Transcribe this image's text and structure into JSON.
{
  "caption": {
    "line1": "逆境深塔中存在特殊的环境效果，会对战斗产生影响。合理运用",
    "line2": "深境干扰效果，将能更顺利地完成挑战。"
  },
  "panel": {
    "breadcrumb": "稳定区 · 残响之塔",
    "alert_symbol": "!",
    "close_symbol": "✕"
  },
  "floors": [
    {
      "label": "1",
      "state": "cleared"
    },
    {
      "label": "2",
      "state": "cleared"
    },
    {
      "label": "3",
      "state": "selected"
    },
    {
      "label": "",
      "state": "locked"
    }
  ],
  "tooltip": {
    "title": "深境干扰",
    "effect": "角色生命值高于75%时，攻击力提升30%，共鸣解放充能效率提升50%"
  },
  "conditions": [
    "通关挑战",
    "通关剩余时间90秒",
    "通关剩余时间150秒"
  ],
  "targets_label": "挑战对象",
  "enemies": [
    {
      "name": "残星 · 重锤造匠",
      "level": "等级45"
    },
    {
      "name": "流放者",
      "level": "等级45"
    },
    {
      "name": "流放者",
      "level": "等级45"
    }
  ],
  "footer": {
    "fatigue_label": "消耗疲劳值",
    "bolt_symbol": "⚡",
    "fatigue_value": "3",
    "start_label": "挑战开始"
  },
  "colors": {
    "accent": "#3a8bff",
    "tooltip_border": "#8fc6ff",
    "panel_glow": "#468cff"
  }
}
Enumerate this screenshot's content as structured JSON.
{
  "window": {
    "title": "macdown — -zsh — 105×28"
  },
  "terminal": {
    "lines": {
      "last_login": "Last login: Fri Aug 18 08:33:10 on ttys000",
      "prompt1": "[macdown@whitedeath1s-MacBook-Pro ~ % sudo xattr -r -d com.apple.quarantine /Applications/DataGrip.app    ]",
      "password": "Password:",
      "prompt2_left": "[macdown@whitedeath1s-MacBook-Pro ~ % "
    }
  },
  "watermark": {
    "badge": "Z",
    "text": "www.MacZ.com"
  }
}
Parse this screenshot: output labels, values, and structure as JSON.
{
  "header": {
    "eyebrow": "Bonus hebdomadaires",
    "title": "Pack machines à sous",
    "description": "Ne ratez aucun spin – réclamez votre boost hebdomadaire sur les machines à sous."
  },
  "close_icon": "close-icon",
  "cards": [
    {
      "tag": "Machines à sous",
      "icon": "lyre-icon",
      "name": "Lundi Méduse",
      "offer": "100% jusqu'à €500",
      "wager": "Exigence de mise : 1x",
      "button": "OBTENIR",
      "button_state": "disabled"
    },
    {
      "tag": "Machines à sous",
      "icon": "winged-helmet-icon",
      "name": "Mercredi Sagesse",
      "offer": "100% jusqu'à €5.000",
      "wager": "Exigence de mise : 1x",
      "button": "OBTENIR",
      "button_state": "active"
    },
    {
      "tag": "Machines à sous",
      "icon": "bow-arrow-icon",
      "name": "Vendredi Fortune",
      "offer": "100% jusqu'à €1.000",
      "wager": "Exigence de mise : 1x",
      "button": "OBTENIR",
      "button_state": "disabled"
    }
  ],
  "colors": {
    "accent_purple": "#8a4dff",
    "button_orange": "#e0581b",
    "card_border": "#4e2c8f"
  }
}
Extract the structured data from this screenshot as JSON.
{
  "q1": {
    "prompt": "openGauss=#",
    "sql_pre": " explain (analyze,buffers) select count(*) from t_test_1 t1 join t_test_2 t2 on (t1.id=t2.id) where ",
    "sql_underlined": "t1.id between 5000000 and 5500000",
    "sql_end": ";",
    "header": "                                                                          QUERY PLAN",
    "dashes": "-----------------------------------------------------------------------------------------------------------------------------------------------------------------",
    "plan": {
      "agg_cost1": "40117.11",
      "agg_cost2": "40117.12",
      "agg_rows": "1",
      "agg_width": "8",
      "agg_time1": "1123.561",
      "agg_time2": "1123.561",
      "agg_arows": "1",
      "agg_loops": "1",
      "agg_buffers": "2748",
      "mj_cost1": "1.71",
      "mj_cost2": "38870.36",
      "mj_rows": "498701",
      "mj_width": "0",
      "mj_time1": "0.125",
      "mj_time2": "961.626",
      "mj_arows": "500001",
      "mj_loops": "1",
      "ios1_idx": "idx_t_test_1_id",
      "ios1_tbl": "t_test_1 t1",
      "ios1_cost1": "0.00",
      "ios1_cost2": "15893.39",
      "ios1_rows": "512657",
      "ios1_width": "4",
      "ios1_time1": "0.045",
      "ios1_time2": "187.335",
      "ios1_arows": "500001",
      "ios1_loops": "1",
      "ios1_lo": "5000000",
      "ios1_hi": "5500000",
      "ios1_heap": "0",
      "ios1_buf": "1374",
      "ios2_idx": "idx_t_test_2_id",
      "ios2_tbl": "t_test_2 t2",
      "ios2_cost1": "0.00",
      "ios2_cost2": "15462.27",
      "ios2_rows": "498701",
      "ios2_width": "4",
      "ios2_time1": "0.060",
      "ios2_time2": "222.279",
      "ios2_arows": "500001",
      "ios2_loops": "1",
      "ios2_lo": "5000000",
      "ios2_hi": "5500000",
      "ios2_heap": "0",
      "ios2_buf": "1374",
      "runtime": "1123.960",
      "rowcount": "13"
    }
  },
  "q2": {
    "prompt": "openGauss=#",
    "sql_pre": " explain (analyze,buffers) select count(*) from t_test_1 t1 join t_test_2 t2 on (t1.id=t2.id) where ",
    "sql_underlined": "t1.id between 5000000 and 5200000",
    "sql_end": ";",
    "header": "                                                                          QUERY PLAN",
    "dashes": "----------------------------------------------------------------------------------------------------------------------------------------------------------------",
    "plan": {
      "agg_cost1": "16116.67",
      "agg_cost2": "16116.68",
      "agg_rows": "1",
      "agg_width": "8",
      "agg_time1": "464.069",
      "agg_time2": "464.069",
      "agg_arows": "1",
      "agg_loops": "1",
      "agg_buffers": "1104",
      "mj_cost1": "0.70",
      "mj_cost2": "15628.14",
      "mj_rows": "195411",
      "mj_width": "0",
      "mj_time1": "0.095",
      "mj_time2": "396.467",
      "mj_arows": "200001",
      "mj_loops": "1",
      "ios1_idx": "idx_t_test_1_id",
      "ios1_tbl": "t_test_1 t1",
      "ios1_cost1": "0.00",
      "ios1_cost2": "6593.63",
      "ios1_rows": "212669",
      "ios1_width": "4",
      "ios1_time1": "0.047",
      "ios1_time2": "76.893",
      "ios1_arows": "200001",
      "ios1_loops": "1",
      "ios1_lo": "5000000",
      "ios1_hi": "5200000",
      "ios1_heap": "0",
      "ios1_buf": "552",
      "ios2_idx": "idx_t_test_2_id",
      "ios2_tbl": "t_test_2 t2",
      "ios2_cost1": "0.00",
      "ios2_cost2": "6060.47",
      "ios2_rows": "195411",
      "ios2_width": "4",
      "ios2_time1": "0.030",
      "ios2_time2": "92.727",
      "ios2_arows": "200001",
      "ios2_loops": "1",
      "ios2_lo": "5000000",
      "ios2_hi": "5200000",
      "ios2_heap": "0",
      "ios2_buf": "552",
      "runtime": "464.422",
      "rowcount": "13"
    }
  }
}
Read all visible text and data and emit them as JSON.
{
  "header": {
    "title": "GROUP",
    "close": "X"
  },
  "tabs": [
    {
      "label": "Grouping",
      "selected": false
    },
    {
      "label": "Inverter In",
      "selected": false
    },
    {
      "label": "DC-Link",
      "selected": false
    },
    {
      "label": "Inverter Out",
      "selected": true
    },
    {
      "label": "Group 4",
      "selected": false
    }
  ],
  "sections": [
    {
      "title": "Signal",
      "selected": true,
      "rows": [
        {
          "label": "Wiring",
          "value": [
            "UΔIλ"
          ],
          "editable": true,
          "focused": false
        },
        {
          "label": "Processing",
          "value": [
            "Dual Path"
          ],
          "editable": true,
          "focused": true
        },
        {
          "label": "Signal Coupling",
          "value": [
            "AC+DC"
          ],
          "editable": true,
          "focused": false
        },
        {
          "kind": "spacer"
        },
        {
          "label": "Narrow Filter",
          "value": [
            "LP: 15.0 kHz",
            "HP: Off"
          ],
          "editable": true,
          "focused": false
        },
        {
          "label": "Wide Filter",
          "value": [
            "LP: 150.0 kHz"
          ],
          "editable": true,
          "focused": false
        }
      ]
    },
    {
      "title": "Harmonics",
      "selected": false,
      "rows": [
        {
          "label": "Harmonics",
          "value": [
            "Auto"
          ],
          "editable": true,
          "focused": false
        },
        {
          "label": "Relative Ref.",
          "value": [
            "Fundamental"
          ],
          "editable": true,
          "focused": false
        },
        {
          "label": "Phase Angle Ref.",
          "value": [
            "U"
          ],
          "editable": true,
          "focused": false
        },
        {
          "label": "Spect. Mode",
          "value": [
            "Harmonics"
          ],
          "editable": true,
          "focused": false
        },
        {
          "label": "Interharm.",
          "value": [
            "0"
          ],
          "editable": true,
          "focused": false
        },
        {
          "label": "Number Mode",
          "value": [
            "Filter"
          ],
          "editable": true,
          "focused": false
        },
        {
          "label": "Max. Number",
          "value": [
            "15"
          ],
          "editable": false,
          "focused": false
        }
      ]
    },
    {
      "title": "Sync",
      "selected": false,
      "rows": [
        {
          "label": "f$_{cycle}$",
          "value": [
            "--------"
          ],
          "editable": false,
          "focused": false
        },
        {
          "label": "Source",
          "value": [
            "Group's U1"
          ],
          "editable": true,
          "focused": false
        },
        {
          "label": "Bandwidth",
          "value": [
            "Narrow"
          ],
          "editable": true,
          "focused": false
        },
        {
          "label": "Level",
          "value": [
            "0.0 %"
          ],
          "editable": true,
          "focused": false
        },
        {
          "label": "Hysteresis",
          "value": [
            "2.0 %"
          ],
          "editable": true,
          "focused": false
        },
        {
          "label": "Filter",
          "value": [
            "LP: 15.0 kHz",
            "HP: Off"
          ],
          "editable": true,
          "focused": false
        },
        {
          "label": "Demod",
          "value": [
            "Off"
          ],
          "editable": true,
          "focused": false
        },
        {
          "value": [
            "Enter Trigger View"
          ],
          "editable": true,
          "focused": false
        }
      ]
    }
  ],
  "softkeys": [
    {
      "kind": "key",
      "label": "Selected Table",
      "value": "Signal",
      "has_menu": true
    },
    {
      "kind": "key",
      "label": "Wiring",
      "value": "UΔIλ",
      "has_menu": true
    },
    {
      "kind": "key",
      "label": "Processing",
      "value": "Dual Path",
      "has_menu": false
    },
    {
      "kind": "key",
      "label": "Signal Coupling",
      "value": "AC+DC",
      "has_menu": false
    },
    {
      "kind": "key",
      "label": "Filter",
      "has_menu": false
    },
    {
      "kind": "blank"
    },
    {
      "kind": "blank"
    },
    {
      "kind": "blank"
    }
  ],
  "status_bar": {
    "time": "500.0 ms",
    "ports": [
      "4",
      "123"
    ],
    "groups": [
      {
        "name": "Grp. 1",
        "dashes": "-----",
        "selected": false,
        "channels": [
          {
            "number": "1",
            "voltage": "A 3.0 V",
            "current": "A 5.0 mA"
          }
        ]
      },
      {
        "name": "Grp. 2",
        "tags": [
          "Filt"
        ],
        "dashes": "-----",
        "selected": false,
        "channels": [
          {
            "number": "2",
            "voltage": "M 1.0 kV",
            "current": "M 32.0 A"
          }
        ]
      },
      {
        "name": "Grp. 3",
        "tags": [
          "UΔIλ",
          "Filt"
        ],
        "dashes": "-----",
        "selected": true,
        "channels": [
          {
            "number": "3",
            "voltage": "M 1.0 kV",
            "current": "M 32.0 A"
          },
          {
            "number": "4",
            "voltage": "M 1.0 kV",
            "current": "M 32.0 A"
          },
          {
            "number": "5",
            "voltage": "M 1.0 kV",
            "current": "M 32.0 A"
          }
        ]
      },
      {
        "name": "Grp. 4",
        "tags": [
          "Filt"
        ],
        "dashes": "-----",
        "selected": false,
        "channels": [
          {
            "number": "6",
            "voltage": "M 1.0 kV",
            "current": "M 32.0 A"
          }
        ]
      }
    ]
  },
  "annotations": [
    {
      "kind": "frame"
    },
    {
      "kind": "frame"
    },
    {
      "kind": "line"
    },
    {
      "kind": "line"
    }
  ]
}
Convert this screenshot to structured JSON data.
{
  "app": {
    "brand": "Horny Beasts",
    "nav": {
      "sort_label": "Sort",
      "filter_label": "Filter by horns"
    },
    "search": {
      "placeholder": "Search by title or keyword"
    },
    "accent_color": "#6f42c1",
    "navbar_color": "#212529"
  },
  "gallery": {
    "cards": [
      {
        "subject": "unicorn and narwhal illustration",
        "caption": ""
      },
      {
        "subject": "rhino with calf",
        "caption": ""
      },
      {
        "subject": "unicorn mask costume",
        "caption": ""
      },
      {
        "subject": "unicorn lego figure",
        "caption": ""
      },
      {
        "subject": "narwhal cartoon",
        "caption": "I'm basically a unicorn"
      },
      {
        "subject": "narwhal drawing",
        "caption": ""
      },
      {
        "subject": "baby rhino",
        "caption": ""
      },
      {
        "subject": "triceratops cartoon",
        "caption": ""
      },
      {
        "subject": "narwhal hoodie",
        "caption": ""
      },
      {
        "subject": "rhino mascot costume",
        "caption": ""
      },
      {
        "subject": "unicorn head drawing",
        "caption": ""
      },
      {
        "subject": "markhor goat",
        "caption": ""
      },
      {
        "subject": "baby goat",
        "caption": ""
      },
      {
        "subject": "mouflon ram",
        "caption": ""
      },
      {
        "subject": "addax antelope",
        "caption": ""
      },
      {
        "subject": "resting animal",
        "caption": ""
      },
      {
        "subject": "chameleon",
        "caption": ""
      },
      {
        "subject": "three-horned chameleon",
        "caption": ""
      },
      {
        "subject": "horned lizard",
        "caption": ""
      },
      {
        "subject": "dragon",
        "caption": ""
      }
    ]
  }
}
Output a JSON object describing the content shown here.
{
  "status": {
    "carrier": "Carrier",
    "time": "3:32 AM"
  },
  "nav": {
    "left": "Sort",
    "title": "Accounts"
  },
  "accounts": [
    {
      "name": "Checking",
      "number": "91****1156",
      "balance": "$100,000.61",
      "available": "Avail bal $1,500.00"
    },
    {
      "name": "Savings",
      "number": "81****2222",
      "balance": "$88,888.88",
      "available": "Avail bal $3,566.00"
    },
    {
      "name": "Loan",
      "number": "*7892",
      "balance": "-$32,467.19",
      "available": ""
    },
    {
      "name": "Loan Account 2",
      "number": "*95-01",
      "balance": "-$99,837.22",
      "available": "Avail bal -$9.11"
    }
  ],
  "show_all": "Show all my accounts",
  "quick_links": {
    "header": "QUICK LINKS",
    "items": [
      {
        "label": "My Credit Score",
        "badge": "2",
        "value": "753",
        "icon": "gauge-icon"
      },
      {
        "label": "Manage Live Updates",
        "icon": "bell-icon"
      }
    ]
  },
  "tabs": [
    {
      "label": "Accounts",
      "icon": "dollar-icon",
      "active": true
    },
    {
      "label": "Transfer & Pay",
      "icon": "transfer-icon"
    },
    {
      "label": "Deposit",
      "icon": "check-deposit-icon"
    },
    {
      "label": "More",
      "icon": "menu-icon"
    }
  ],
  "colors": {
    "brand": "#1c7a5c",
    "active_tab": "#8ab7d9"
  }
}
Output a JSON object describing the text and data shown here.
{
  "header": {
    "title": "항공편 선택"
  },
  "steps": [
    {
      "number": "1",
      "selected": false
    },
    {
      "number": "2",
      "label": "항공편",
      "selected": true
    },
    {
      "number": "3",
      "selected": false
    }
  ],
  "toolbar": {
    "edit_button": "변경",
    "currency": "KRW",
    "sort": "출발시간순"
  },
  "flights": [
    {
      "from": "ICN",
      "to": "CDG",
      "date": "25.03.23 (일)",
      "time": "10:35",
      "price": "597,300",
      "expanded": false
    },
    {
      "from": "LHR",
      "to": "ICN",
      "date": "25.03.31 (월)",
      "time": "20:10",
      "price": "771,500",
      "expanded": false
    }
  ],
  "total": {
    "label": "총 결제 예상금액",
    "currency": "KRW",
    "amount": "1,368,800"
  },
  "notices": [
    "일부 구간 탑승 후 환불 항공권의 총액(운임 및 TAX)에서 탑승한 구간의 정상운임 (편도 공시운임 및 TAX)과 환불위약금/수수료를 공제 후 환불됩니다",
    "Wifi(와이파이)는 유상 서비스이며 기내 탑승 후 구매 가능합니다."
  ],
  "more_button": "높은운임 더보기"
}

----

» **SET TASK**: Pick every line with "from" in it and copy it.

» **FULL RESPONSE**:
Extract the structured data from this screenshot as JSON.
    "sql_pre": " explain (analyze,buffers) select count(*) from t_test_1 t1 join t_test_2 t2 on (t1.id=t2.id) where ",
    "sql_pre": " explain (analyze,buffers) select count(*) from t_test_1 t1 join t_test_2 t2 on (t1.id=t2.id) where ",
      "from": "ICN",
      "from": "LHR",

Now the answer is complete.